Show only lines that include "Movement".

• [Collected data entries]:
______

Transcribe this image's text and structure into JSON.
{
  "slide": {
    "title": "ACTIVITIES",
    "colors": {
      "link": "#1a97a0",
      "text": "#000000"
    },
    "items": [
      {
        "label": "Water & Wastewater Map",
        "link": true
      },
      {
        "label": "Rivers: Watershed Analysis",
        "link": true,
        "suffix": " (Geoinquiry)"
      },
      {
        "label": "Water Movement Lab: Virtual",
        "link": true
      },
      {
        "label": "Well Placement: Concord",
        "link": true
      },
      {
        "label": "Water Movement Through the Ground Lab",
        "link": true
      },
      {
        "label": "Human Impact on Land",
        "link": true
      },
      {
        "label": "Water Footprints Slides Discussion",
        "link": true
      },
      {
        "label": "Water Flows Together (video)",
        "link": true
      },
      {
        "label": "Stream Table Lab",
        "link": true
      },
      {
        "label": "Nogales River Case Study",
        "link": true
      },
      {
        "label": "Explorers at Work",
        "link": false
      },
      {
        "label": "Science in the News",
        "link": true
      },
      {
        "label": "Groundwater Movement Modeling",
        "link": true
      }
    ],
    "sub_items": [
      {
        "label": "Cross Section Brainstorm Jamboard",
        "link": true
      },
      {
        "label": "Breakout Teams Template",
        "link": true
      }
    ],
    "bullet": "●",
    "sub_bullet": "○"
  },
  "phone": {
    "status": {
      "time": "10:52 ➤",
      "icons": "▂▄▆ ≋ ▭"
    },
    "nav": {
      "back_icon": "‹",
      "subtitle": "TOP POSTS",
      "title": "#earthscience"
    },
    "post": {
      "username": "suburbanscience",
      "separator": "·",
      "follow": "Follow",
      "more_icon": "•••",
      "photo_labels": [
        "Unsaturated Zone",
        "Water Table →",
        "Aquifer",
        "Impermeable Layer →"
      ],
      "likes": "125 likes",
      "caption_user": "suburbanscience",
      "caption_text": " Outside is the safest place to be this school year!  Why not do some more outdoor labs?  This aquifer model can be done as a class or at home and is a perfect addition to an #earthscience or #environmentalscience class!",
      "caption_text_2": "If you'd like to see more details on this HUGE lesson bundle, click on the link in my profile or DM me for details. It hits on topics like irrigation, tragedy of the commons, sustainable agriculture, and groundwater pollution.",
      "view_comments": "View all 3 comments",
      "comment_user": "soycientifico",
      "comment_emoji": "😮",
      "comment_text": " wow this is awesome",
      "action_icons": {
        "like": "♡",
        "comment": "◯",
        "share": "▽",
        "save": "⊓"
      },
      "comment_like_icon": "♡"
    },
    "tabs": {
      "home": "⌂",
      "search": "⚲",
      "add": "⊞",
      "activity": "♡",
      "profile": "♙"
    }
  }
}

______

• [SOLUTION BELOW]:
        "label": "Water Movement Lab: Virtual",
        "label": "Water Movement Through the Ground Lab",
        "label": "Groundwater Movement Modeling",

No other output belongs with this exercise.